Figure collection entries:
------------

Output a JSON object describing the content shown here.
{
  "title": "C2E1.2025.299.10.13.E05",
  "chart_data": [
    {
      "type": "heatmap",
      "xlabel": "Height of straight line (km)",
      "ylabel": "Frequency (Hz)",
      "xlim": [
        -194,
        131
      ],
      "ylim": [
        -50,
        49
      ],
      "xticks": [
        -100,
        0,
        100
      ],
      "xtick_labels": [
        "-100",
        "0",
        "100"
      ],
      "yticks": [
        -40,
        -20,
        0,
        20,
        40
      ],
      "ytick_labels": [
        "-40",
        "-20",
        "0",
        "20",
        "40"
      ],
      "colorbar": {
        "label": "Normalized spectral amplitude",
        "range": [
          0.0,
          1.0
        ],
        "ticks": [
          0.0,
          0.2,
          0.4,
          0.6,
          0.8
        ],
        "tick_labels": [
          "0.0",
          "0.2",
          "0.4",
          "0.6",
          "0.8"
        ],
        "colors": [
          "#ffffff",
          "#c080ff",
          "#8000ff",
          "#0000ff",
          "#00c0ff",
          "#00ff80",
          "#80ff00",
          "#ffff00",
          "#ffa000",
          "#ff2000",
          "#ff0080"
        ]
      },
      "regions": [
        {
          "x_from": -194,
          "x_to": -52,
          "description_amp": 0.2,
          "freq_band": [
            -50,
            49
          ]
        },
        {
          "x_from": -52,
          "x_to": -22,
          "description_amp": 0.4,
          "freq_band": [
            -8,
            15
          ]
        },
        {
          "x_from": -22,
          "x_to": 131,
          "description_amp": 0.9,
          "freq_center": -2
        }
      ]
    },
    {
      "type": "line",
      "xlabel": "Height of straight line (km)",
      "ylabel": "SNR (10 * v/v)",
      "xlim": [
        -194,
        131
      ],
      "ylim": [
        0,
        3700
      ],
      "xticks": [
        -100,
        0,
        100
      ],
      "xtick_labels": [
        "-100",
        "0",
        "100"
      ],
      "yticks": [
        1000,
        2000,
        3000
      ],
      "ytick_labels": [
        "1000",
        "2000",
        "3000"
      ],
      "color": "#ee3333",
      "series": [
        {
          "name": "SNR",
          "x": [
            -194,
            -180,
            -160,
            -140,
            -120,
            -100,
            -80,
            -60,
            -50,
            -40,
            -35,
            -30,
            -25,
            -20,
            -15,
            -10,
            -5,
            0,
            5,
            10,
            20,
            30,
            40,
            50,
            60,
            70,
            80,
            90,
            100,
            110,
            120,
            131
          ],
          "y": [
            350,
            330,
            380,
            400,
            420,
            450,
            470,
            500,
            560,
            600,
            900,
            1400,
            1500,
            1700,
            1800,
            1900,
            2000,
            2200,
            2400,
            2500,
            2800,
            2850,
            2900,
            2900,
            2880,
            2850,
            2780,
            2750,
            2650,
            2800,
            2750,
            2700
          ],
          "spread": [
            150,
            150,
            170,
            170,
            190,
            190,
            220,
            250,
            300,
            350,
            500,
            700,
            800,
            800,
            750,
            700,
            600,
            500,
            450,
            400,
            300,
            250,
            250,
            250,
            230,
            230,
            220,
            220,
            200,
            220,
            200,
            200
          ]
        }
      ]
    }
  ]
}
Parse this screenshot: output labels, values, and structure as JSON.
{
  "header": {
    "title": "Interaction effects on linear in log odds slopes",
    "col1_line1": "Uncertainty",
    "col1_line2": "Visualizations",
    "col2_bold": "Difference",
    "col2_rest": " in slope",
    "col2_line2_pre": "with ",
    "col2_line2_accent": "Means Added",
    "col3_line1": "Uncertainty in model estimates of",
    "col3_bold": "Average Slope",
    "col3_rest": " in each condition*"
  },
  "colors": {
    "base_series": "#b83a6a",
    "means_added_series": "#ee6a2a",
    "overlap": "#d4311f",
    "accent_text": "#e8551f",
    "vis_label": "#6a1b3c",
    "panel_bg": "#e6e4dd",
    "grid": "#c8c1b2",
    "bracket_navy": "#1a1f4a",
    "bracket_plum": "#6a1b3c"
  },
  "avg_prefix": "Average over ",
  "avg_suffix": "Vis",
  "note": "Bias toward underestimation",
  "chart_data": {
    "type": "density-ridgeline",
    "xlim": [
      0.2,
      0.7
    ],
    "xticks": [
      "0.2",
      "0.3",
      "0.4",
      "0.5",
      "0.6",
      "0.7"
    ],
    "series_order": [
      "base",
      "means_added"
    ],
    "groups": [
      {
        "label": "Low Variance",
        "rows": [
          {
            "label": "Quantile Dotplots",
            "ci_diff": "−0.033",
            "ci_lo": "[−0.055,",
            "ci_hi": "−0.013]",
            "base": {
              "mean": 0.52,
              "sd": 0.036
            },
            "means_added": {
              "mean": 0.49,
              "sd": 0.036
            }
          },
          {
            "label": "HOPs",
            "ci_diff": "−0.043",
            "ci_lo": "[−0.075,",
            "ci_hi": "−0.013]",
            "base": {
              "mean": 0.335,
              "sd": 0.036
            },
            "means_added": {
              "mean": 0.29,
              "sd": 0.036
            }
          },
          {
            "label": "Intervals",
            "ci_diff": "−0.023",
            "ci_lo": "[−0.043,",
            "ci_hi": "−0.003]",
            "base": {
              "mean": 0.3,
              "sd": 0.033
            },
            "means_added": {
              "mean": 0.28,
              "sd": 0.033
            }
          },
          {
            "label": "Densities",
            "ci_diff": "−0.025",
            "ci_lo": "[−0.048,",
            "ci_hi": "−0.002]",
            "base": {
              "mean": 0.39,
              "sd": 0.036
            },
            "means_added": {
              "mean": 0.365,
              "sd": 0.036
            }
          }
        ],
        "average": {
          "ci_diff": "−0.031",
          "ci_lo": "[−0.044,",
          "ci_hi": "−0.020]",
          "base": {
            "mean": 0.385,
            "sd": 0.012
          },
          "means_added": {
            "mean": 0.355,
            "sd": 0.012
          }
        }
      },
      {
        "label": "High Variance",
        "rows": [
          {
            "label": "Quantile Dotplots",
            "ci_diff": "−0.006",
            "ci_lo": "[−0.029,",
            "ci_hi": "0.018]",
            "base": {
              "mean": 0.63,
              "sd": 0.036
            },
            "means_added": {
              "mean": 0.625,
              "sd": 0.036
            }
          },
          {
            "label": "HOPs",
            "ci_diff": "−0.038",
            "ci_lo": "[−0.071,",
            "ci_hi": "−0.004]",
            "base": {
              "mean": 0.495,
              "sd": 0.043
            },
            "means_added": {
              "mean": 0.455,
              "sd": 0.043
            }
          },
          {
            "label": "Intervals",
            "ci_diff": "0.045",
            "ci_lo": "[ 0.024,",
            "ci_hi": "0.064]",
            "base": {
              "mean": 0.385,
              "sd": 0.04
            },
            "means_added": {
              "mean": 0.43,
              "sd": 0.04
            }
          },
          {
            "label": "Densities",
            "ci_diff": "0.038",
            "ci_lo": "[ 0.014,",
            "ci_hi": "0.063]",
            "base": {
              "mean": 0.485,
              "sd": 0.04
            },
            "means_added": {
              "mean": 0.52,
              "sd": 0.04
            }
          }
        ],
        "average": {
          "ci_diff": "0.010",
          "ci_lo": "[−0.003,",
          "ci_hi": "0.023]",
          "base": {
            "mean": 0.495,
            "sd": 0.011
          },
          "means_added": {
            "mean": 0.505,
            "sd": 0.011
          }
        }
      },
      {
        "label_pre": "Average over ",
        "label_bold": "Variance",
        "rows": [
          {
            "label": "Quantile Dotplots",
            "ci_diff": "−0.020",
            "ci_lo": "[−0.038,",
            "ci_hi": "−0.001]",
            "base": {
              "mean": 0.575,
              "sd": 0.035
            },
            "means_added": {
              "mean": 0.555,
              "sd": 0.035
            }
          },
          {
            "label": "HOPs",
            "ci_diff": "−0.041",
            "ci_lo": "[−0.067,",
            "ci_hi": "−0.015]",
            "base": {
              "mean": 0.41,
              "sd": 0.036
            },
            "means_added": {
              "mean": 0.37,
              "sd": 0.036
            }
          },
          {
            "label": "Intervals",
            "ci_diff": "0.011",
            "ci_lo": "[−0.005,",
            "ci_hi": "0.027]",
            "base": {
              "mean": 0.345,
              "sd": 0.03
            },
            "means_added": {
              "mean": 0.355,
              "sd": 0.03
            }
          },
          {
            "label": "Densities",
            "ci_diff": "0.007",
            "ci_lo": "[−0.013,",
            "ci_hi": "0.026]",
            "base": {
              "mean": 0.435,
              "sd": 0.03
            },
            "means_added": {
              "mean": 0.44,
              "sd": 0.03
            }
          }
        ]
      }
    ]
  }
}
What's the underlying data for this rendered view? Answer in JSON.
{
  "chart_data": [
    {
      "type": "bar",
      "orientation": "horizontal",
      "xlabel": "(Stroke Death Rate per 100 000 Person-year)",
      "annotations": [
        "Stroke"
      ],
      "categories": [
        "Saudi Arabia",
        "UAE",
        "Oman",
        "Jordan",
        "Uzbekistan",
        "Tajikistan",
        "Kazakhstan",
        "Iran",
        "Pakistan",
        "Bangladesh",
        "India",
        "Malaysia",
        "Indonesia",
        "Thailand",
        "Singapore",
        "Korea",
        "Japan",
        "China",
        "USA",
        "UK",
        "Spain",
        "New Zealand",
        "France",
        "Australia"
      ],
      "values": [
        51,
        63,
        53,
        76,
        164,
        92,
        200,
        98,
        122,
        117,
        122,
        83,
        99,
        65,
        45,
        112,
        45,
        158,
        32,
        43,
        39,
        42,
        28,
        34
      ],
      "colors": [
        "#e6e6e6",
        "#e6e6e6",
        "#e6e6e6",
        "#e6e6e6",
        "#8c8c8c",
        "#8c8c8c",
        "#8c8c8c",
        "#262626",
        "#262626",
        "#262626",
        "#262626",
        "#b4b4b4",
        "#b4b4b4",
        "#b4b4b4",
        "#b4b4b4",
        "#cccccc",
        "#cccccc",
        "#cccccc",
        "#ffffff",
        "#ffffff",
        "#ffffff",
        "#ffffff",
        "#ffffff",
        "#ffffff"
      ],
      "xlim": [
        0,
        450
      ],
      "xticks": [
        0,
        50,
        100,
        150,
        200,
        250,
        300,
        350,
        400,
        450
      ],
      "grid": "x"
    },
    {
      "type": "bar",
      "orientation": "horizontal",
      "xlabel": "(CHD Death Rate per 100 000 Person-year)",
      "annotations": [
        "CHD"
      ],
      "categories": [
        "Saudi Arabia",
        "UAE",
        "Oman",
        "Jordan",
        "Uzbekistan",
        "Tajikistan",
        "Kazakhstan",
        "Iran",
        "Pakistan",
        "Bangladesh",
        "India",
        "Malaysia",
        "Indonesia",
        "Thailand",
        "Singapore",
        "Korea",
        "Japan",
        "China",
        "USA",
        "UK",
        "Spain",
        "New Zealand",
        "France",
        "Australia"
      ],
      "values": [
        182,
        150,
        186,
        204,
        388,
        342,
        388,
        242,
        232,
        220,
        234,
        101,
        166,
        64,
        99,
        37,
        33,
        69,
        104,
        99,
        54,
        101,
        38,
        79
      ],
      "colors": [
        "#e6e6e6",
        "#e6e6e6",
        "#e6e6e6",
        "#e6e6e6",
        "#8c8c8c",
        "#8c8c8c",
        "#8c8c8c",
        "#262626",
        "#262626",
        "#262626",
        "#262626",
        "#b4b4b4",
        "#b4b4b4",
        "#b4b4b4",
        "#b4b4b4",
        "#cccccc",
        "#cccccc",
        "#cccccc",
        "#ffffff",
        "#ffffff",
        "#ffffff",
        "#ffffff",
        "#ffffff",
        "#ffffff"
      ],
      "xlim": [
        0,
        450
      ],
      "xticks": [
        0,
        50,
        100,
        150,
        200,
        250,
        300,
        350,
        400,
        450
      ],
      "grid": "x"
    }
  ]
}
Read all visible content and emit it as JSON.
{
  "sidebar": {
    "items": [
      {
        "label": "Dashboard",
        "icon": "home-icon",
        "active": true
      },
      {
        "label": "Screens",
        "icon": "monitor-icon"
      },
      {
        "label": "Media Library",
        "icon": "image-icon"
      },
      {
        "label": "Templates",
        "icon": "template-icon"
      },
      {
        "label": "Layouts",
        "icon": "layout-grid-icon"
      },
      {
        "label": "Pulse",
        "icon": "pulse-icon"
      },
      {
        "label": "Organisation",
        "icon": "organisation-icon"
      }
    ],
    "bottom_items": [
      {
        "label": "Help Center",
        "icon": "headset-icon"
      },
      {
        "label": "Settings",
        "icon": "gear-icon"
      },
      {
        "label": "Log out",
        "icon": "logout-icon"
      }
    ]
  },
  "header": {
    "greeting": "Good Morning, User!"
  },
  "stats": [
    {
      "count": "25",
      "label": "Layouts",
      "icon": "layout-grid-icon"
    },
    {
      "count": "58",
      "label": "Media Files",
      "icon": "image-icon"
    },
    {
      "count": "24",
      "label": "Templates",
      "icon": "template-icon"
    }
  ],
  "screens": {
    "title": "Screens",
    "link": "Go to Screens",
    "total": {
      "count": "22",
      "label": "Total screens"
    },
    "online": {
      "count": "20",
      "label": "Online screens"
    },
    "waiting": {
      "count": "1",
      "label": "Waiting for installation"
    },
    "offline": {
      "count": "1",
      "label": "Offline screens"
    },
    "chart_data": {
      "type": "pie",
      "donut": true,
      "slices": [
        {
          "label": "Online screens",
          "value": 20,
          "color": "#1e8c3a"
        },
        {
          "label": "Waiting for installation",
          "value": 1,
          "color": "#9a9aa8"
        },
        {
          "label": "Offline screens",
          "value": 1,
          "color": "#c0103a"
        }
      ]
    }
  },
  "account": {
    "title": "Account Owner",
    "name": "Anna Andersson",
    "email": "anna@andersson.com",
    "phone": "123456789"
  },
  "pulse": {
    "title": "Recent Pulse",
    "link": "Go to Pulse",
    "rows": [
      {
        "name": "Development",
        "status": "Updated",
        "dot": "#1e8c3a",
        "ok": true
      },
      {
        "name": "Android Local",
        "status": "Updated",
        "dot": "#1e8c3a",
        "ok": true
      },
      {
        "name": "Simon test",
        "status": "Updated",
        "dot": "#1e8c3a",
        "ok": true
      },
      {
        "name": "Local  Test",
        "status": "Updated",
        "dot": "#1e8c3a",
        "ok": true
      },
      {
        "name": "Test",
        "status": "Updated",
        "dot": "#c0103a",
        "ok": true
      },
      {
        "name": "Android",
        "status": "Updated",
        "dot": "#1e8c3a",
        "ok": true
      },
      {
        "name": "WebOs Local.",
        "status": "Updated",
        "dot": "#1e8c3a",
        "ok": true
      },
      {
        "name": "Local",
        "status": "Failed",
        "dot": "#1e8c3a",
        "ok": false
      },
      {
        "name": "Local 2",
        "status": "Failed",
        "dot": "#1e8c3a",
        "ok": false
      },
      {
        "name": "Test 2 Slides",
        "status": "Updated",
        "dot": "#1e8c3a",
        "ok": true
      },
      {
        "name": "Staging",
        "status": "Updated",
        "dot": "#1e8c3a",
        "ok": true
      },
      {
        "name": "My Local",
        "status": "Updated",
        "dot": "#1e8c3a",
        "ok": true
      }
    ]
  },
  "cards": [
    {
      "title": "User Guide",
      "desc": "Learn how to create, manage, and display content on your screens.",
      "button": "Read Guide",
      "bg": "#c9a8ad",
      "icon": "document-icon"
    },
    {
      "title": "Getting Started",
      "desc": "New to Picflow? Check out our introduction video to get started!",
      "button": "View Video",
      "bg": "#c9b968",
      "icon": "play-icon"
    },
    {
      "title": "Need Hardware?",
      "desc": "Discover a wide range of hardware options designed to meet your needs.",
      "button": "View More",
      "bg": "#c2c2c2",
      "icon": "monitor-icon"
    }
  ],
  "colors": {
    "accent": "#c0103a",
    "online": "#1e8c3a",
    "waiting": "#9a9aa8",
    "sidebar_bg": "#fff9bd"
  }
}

------------

• Required task: Say how many lines of the data include the word "Rate". Nothing other than the number should be given.

• Result of this exercise: 2